- CHALLENGE
All of the data that follows should be retyped exactly, please, except the pictures.
=== EXTRACTED DATA ===
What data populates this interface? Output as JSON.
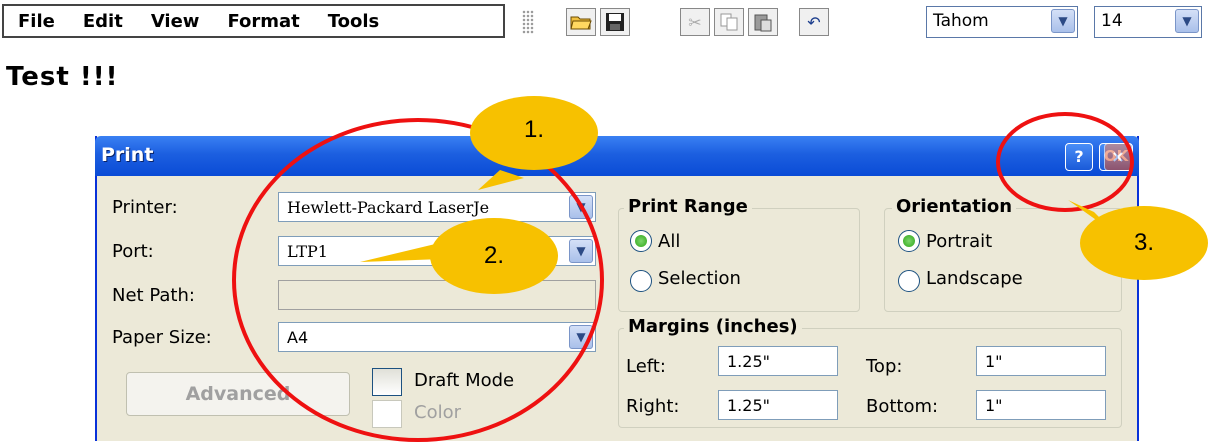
{
  "menu": [
    "File",
    "Edit",
    "View",
    "Format",
    "Tools"
  ],
  "toolbar": {
    "icons": [
      "open-folder-icon",
      "save-icon",
      "cut-icon",
      "copy-icon",
      "paste-icon",
      "undo-icon"
    ],
    "font_name": "Tahom",
    "font_size": "14"
  },
  "document_text": "Test !!!",
  "dialog": {
    "title": "Print",
    "help_label": "?",
    "ok_label": "OK",
    "close_label": "×",
    "printer_label": "Printer:",
    "printer_value": "Hewlett-Packard LaserJe",
    "port_label": "Port:",
    "port_value": "LTP1",
    "netpath_label": "Net Path:",
    "netpath_value": "",
    "papersize_label": "Paper Size:",
    "papersize_value": "A4",
    "advanced_label": "Advanced",
    "draft_label": "Draft Mode",
    "color_label": "Color",
    "print_range": {
      "title": "Print Range",
      "all_label": "All",
      "selection_label": "Selection",
      "selected": "All"
    },
    "orientation": {
      "title": "Orientation",
      "portrait_label": "Portrait",
      "landscape_label": "Landscape",
      "selected": "Portrait"
    },
    "margins": {
      "title": "Margins (inches)",
      "left_label": "Left:",
      "left_value": "1.25\"",
      "right_label": "Right:",
      "right_value": "1.25\"",
      "top_label": "Top:",
      "top_value": "1\"",
      "bottom_label": "Bottom:",
      "bottom_value": "1\""
    }
  },
  "annotations": [
    "1.",
    "2.",
    "3."
  ],
  "colors": {
    "title_blue": "#0a4bd6",
    "ring_red": "#e11111",
    "bubble_yellow": "#f7c100",
    "dialog_bg": "#ece9d8"
  }
}
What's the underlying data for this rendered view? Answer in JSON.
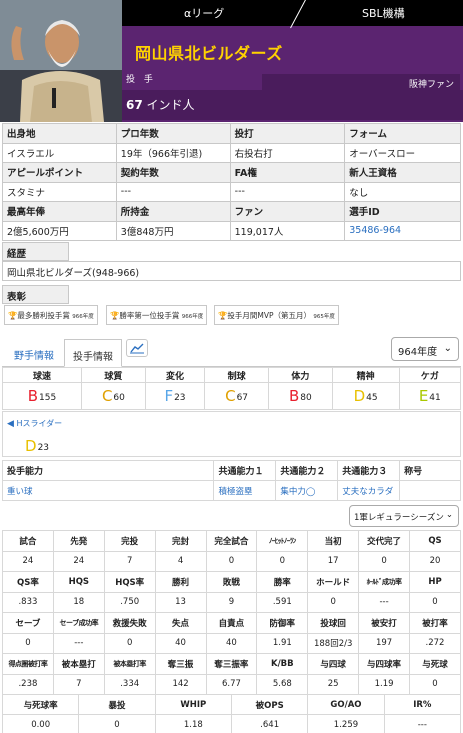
{
  "header": {
    "league_link": "αリーグ",
    "org_link": "SBL機構",
    "team_name": "岡山県北ビルダーズ",
    "position": "投 手",
    "fan": "阪神ファン",
    "number": "67",
    "name": "インド人"
  },
  "info": {
    "r1": {
      "h1": "出身地",
      "h2": "プロ年数",
      "h3": "投打",
      "h4": "フォーム"
    },
    "r2": {
      "v1": "イスラエル",
      "v2": "19年（966年引退)",
      "v3": "右投右打",
      "v4": "オーバースロー"
    },
    "r3": {
      "h1": "アピールポイント",
      "h2": "契約年数",
      "h3": "FA権",
      "h4": "新人王資格"
    },
    "r4": {
      "v1": "スタミナ",
      "v2": "---",
      "v3": "---",
      "v4": "なし"
    },
    "r5": {
      "h1": "最高年俸",
      "h2": "所持金",
      "h3": "ファン",
      "h4": "選手ID"
    },
    "r6": {
      "v1": "2億5,600万円",
      "v2": "3億848万円",
      "v3": "119,017人",
      "v4": "35486-964"
    }
  },
  "career": {
    "label": "経歴",
    "value": "岡山県北ビルダーズ(948-966)"
  },
  "awards": {
    "label": "表彰",
    "items": [
      {
        "text": "最多勝利投手賞",
        "year": "966年度"
      },
      {
        "text": "勝率第一位投手賞",
        "year": "966年度"
      },
      {
        "text": "投手月間MVP（第五月）",
        "year": "965年度"
      }
    ]
  },
  "tabs": {
    "fielder": "野手情報",
    "pitcher": "投手情報"
  },
  "year_select": "964年度",
  "abilities": {
    "headers": [
      "球速",
      "球質",
      "変化",
      "制球",
      "体力",
      "精神",
      "ケガ"
    ],
    "values": [
      {
        "grade": "B",
        "value": "155",
        "color": "#e8202e"
      },
      {
        "grade": "C",
        "value": "60",
        "color": "#e0a000"
      },
      {
        "grade": "F",
        "value": "23",
        "color": "#58a6e8"
      },
      {
        "grade": "C",
        "value": "67",
        "color": "#e0a000"
      },
      {
        "grade": "B",
        "value": "80",
        "color": "#e8202e"
      },
      {
        "grade": "D",
        "value": "45",
        "color": "#e8c000"
      },
      {
        "grade": "E",
        "value": "41",
        "color": "#aac800"
      }
    ]
  },
  "pitch": {
    "name": "Hスライダー",
    "grade": "D",
    "value": "23"
  },
  "skills": {
    "headers": [
      "投手能力",
      "共通能力１",
      "共通能力２",
      "共通能力３",
      "称号"
    ],
    "values": [
      "重い球",
      "積極盗塁",
      "集中力◯",
      "丈夫なカラダ",
      ""
    ]
  },
  "season_select": "1軍レギュラーシーズン",
  "stats": {
    "rows": [
      [
        "試合",
        "先発",
        "完投",
        "完封",
        "完全試合",
        "ﾉｰﾋｯﾄﾉｰﾗﾝ",
        "当初",
        "交代完了",
        "QS"
      ],
      [
        "24",
        "24",
        "7",
        "4",
        "0",
        "0",
        "17",
        "0",
        "20"
      ],
      [
        "QS率",
        "HQS",
        "HQS率",
        "勝利",
        "敗戦",
        "勝率",
        "ホールド",
        "ﾎｰﾙﾄﾞ成功率",
        "HP"
      ],
      [
        ".833",
        "18",
        ".750",
        "13",
        "9",
        ".591",
        "0",
        "---",
        "0"
      ],
      [
        "セーブ",
        "セーブ成功率",
        "救援失敗",
        "失点",
        "自責点",
        "防御率",
        "投球回",
        "被安打",
        "被打率"
      ],
      [
        "0",
        "---",
        "0",
        "40",
        "40",
        "1.91",
        "188回2/3",
        "197",
        ".272"
      ],
      [
        "得点圏被打率",
        "被本塁打",
        "被本塁打率",
        "奪三振",
        "奪三振率",
        "K/BB",
        "与四球",
        "与四球率",
        "与死球"
      ],
      [
        ".238",
        "7",
        ".334",
        "142",
        "6.77",
        "5.68",
        "25",
        "1.19",
        "0"
      ]
    ],
    "last_headers": [
      "与死球率",
      "暴投",
      "WHIP",
      "被OPS",
      "GO/AO",
      "IR%"
    ],
    "last_values": [
      "0.00",
      "0",
      "1.18",
      ".641",
      "1.259",
      "---"
    ]
  }
}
===
- SOLUTION BELOW
What data populates this interface? Output as JSON.
{
  "menu": [
    "File",
    "Edit",
    "View",
    "Format",
    "Tools"
  ],
  "toolbar": {
    "icons": [
      "open-folder-icon",
      "save-icon",
      "cut-icon",
      "copy-icon",
      "paste-icon",
      "undo-icon"
    ],
    "font_name": "Tahom",
    "font_size": "14"
  },
  "document_text": "Test !!!",
  "dialog": {
    "title": "Print",
    "help_label": "?",
    "ok_label": "OK",
    "close_label": "×",
    "printer_label": "Printer:",
    "printer_value": "Hewlett-Packard LaserJe",
    "port_label": "Port:",
    "port_value": "LTP1",
    "netpath_label": "Net Path:",
    "netpath_value": "",
    "papersize_label": "Paper Size:",
    "papersize_value": "A4",
    "advanced_label": "Advanced",
    "draft_label": "Draft Mode",
    "color_label": "Color",
    "print_range": {
      "title": "Print Range",
      "all_label": "All",
      "selection_label": "Selection",
      "selected": "All"
    },
    "orientation": {
      "title": "Orientation",
      "portrait_label": "Portrait",
      "landscape_label": "Landscape",
      "selected": "Portrait"
    },
    "margins": {
      "title": "Margins (inches)",
      "left_label": "Left:",
      "left_value": "1.25\"",
      "right_label": "Right:",
      "right_value": "1.25\"",
      "top_label": "Top:",
      "top_value": "1\"",
      "bottom_label": "Bottom:",
      "bottom_value": "1\""
    }
  },
  "annotations": [
    "1.",
    "2.",
    "3."
  ],
  "colors": {
    "title_blue": "#0a4bd6",
    "ring_red": "#e11111",
    "bubble_yellow": "#f7c100",
    "dialog_bg": "#ece9d8"
  }
}
What's the underlying data for this rendered view? Answer in JSON.
{
  "header": {
    "league_link": "αリーグ",
    "org_link": "SBL機構",
    "team_name": "岡山県北ビルダーズ",
    "position": "投 手",
    "fan": "阪神ファン",
    "number": "67",
    "name": "インド人"
  },
  "info": {
    "r1": {
      "h1": "出身地",
      "h2": "プロ年数",
      "h3": "投打",
      "h4": "フォーム"
    },
    "r2": {
      "v1": "イスラエル",
      "v2": "19年（966年引退)",
      "v3": "右投右打",
      "v4": "オーバースロー"
    },
    "r3": {
      "h1": "アピールポイント",
      "h2": "契約年数",
      "h3": "FA権",
      "h4": "新人王資格"
    },
    "r4": {
      "v1": "スタミナ",
      "v2": "---",
      "v3": "---",
      "v4": "なし"
    },
    "r5": {
      "h1": "最高年俸",
      "h2": "所持金",
      "h3": "ファン",
      "h4": "選手ID"
    },
    "r6": {
      "v1": "2億5,600万円",
      "v2": "3億848万円",
      "v3": "119,017人",
      "v4": "35486-964"
    }
  },
  "career": {
    "label": "経歴",
    "value": "岡山県北ビルダーズ(948-966)"
  },
  "awards": {
    "label": "表彰",
    "items": [
      {
        "text": "最多勝利投手賞",
        "year": "966年度"
      },
      {
        "text": "勝率第一位投手賞",
        "year": "966年度"
      },
      {
        "text": "投手月間MVP（第五月）",
        "year": "965年度"
      }
    ]
  },
  "tabs": {
    "fielder": "野手情報",
    "pitcher": "投手情報"
  },
  "year_select": "964年度",
  "abilities": {
    "headers": [
      "球速",
      "球質",
      "変化",
      "制球",
      "体力",
      "精神",
      "ケガ"
    ],
    "values": [
      {
        "grade": "B",
        "value": "155",
        "color": "#e8202e"
      },
      {
        "grade": "C",
        "value": "60",
        "color": "#e0a000"
      },
      {
        "grade": "F",
        "value": "23",
        "color": "#58a6e8"
      },
      {
        "grade": "C",
        "value": "67",
        "color": "#e0a000"
      },
      {
        "grade": "B",
        "value": "80",
        "color": "#e8202e"
      },
      {
        "grade": "D",
        "value": "45",
        "color": "#e8c000"
      },
      {
        "grade": "E",
        "value": "41",
        "color": "#aac800"
      }
    ]
  },
  "pitch": {
    "name": "Hスライダー",
    "grade": "D",
    "value": "23"
  },
  "skills": {
    "headers": [
      "投手能力",
      "共通能力１",
      "共通能力２",
      "共通能力３",
      "称号"
    ],
    "values": [
      "重い球",
      "積極盗塁",
      "集中力◯",
      "丈夫なカラダ",
      ""
    ]
  },
  "season_select": "1軍レギュラーシーズン",
  "stats": {
    "rows": [
      [
        "試合",
        "先発",
        "完投",
        "完封",
        "完全試合",
        "ﾉｰﾋｯﾄﾉｰﾗﾝ",
        "当初",
        "交代完了",
        "QS"
      ],
      [
        "24",
        "24",
        "7",
        "4",
        "0",
        "0",
        "17",
        "0",
        "20"
      ],
      [
        "QS率",
        "HQS",
        "HQS率",
        "勝利",
        "敗戦",
        "勝率",
        "ホールド",
        "ﾎｰﾙﾄﾞ成功率",
        "HP"
      ],
      [
        ".833",
        "18",
        ".750",
        "13",
        "9",
        ".591",
        "0",
        "---",
        "0"
      ],
      [
        "セーブ",
        "セーブ成功率",
        "救援失敗",
        "失点",
        "自責点",
        "防御率",
        "投球回",
        "被安打",
        "被打率"
      ],
      [
        "0",
        "---",
        "0",
        "40",
        "40",
        "1.91",
        "188回2/3",
        "197",
        ".272"
      ],
      [
        "得点圏被打率",
        "被本塁打",
        "被本塁打率",
        "奪三振",
        "奪三振率",
        "K/BB",
        "与四球",
        "与四球率",
        "与死球"
      ],
      [
        ".238",
        "7",
        ".334",
        "142",
        "6.77",
        "5.68",
        "25",
        "1.19",
        "0"
      ]
    ],
    "last_headers": [
      "与死球率",
      "暴投",
      "WHIP",
      "被OPS",
      "GO/AO",
      "IR%"
    ],
    "last_values": [
      "0.00",
      "0",
      "1.18",
      ".641",
      "1.259",
      "---"
    ]
  }
}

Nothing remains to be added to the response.